* _AUFGABEN_
- 1) Wie viele der drei Brüder überlebten dem Textauszug zufolge?
- 2) Schreiben Sie einen Abschnitt aus dem Textauszug wortgetreu ab. Beginnen Sie bei den Worten „Die ersten Opfer“ und hören Sie nach den Worten „einer überlebte schwerverletzt.“ auf.

* _TEXTAUSZUG_
Die ersten Opfer der Vergeltungsaktion waren drei junge Brüder, die in ihrem Kleinlaster auf dem Weg zu ihrer nahegelegenen Farm waren. Familienangehörige mußten von weitem mit ansehen, wie die drei mißhandelt wurden. Als man sie später fand, waren zwei der Brüder nicht mehr am Leben, einer überlebte schwerverletzt.

Auch die Morde an prominenten Vertretern der Opposition gehen weiter. Am 14. April traf es mit Scheich Ghazi Jabouri einen angesehenen sunnitischen Geistlichen im Adhamiya-Distrikt von Bagdad. Kurz zuvor war im selben Stadtteil ein Kommandeur der lokalen sunnitischen Al-Sahwa-Miliz erschossen worden. Diese war einst von den USA gegen Al-Qaida ausgerüstet worden, wird von der Maliki-Regierung jedoch als Gegner angesehen. Ein Universitätsprofessor entkam in derselben Woche nur knapp einem Autobombenanschlag.

* _DATENAUSZUG_

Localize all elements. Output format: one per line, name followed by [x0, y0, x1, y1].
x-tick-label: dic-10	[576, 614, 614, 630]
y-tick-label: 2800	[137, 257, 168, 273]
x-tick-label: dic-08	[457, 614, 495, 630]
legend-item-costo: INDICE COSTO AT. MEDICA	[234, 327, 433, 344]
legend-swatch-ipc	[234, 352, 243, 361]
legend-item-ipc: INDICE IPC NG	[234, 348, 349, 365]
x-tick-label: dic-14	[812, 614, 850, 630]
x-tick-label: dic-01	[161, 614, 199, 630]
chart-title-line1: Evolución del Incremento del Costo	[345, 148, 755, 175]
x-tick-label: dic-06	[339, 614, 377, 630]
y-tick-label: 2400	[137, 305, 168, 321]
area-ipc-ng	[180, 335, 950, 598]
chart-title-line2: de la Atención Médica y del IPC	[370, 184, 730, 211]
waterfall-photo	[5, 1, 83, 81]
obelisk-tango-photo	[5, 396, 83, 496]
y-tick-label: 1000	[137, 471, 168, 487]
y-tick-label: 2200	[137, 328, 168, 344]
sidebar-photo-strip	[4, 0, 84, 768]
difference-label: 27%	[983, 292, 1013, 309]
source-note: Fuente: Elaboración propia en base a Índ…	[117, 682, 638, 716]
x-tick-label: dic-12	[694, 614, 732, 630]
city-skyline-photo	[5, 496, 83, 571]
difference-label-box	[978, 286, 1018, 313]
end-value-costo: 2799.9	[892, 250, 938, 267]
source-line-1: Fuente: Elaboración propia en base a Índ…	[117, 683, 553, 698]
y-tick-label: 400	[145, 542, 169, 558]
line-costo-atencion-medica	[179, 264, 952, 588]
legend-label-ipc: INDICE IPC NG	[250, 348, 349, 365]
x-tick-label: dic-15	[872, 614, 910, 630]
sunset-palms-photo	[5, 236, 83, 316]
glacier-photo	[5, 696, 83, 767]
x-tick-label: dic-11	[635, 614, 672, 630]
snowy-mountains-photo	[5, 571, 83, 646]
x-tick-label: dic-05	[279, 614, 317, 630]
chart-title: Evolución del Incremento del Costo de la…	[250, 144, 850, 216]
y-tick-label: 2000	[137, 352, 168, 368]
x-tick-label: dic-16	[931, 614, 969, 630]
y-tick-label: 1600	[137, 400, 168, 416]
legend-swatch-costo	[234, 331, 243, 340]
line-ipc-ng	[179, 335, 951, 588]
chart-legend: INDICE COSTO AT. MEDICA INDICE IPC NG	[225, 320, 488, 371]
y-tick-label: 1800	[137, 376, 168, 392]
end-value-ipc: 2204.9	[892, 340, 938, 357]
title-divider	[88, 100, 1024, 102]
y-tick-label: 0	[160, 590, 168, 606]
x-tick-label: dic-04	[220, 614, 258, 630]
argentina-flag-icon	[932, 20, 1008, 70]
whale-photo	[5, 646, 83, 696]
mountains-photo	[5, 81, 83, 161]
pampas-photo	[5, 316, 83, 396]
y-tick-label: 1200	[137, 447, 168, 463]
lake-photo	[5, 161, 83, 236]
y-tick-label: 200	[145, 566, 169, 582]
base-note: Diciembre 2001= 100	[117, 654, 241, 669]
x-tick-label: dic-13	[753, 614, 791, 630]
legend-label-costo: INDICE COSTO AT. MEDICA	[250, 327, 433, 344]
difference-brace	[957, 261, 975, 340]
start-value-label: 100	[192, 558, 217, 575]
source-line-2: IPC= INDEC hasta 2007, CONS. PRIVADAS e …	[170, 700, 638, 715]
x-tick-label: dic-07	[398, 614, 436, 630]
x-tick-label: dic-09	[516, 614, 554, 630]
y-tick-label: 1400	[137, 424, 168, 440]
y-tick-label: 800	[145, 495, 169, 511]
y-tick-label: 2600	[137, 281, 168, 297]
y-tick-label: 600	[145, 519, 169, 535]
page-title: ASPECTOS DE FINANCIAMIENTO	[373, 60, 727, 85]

* _LÖSUNGEN_
- 1) Einer der Brüder überlebte schwerverletzt.

- 2)
Die ersten Opfer der Vergeltungsaktion waren drei junge Brüder, die in ihrem Kleinlaster auf dem Weg zu ihrer nahegelegenen Farm waren. Familienangehörige mußten von weitem mit ansehen, wie die drei mißhandelt wurden. Als man sie später fand, waren zwei der Brüder nicht mehr am Leben, einer überlebte schwerverletzt.